What the exercise asks:
Rename "hex-inner" to "hexagon-inner" in the material, from the line containing "hex-inner: 蚊子防治: [1266, 19, 1442, 219]" through the line containing "background-bokeh-blob: [1500, 640, 1760, 700]". Give back only those lines, with nothing else changed.

Rows:
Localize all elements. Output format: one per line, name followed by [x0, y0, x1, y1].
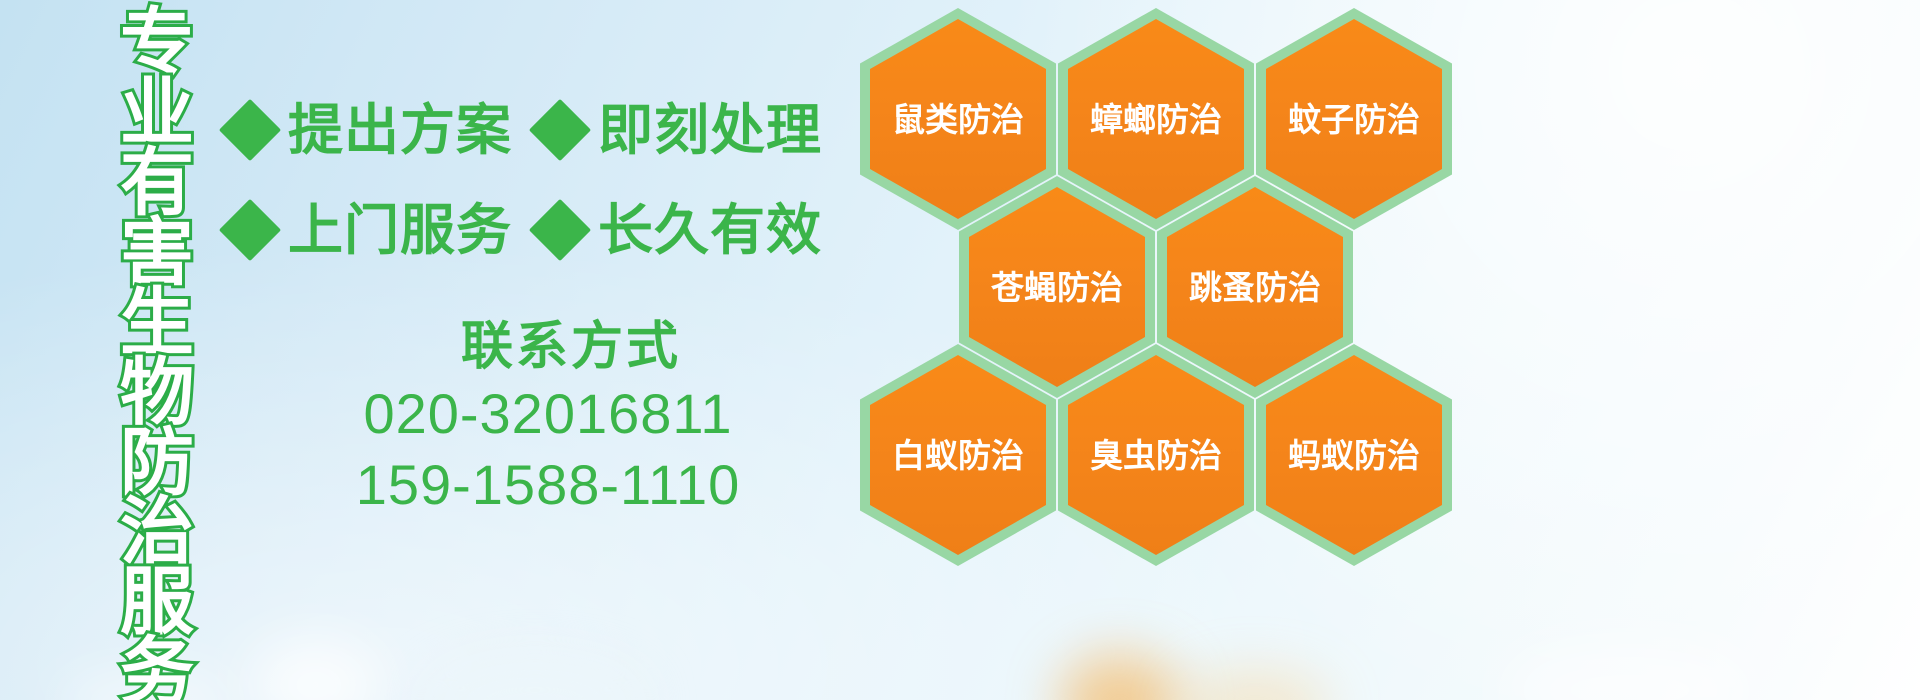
hex-inner: 蚊子防治: [1266, 19, 1442, 219]
service-honeycomb: 鼠类防治 蟑螂防治 蚊子防治 苍蝇防治 跳蚤防治 白蚁防治: [858, 0, 1458, 560]
hex-inner: 白蚁防治: [870, 355, 1046, 555]
contact-title: 联系方式: [314, 318, 828, 378]
background-bokeh-blob: [1500, 640, 1760, 700]
service-label: 蟑螂防治: [1090, 103, 1222, 136]
hex-inner: 臭虫防治: [1068, 355, 1244, 555]
feature-label: 上门服务: [288, 203, 512, 258]
phone-number-mobile[interactable]: 159-1588-1110: [268, 449, 828, 521]
hex-inner: 蚂蚁防治: [1266, 355, 1442, 555]
feature-label: 长久有效: [598, 203, 822, 258]
service-label: 跳蚤防治: [1189, 271, 1321, 304]
feature-row: 提出方案 即刻处理: [228, 80, 868, 180]
background-bokeh-blob: [1060, 655, 1180, 700]
diamond-bullet-icon: [529, 99, 591, 161]
diamond-bullet-icon: [529, 199, 591, 261]
contact-block: 联系方式 020-32016811 159-1588-1110: [268, 318, 828, 521]
service-label: 蚂蚁防治: [1288, 439, 1420, 472]
feature-row: 上门服务 长久有效: [228, 180, 868, 280]
feature-item: 提出方案: [228, 103, 512, 158]
hex-inner: 蟑螂防治: [1068, 19, 1244, 219]
feature-label: 即刻处理: [598, 103, 822, 158]
feature-item: 上门服务: [228, 203, 512, 258]
hex-inner: 跳蚤防治: [1167, 187, 1343, 387]
hex-inner: 鼠类防治: [870, 19, 1046, 219]
feature-item: 即刻处理: [538, 103, 822, 158]
feature-item: 长久有效: [538, 203, 822, 258]
background-bokeh-blob: [430, 665, 640, 700]
vertical-headline: 专业有害生物防治服务: [104, 8, 210, 700]
pest-control-promo-banner: 专业有害生物防治服务 提出方案 即刻处理 上门服务 长久有效 联: [0, 0, 1920, 700]
service-label: 鼠类防治: [892, 103, 1024, 136]
diamond-bullet-icon: [219, 199, 281, 261]
diamond-bullet-icon: [219, 99, 281, 161]
background-bokeh-blob: [250, 640, 380, 700]
service-label: 苍蝇防治: [991, 271, 1123, 304]
phone-number-landline[interactable]: 020-32016811: [268, 378, 828, 450]
service-label: 白蚁防治: [892, 439, 1024, 472]
hex-inner: 苍蝇防治: [969, 187, 1145, 387]
background-bokeh-blob: [1180, 672, 1330, 700]
feature-list: 提出方案 即刻处理 上门服务 长久有效: [228, 80, 868, 280]
service-label: 蚊子防治: [1288, 103, 1420, 136]
feature-label: 提出方案: [288, 103, 512, 158]
service-label: 臭虫防治: [1090, 439, 1222, 472]
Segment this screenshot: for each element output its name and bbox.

Output for this exercise:
hexagon-inner: 蚊子防治: [1266, 19, 1442, 219]
service-honeycomb: 鼠类防治 蟑螂防治 蚊子防治 苍蝇防治 跳蚤防治 白蚁防治: [858, 0, 1458, 560]
hexagon-inner: 白蚁防治: [870, 355, 1046, 555]
contact-title: 联系方式: [314, 318, 828, 378]
background-bokeh-blob: [1500, 640, 1760, 700]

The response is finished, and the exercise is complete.